#### Work to do
Collect from the data below each line with "audió".

── Extracted records ──

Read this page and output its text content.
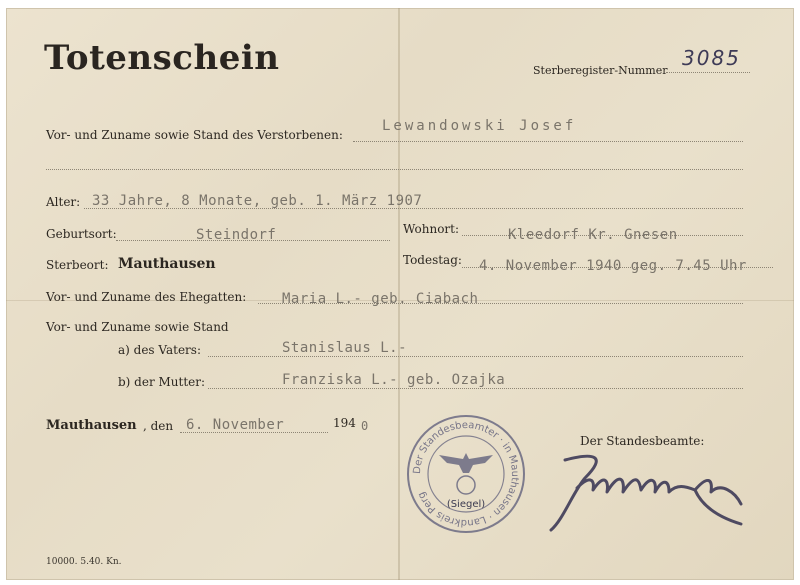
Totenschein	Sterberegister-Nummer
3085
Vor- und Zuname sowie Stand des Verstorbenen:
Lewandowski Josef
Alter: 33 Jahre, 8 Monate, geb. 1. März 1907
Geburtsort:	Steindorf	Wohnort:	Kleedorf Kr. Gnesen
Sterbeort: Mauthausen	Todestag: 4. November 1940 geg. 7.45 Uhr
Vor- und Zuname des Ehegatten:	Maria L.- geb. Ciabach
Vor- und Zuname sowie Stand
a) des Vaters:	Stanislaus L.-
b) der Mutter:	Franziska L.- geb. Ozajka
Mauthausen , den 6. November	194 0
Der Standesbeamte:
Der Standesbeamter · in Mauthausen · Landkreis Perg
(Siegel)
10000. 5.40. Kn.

───
── Extracted records ──

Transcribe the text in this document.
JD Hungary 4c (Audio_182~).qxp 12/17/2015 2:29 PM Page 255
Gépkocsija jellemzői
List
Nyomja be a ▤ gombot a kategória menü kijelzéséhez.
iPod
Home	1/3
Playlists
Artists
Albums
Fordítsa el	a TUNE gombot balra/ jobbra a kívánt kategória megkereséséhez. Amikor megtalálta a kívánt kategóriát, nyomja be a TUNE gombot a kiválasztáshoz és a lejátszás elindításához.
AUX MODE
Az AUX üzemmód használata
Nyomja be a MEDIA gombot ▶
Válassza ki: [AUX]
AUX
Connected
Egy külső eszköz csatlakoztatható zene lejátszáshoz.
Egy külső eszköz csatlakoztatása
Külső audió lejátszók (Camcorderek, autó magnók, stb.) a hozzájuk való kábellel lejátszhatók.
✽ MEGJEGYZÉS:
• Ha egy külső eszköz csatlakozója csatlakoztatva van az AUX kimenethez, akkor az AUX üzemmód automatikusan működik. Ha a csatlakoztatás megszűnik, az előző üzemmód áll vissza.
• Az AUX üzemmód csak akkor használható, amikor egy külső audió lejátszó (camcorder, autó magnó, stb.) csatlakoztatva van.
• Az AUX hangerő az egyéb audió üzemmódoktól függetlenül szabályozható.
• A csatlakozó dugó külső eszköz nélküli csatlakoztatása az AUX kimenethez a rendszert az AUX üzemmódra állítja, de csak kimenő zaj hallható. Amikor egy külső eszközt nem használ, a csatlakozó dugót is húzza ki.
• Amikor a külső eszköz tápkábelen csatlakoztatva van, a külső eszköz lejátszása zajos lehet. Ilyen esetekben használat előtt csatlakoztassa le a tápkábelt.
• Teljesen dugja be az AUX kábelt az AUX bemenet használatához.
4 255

───

#### Output below
Külső audió lejátszók (Camcorderek, autó magnók, stb.) a hozzájuk való kábellel lejátszhatók.
• Az AUX üzemmód csak akkor használható, amikor egy külső audió lejátszó (camcorder, autó magnó, stb.) csatlakoztatva van.
• Az AUX hangerő az egyéb audió üzemmódoktól függetlenül szabályozható.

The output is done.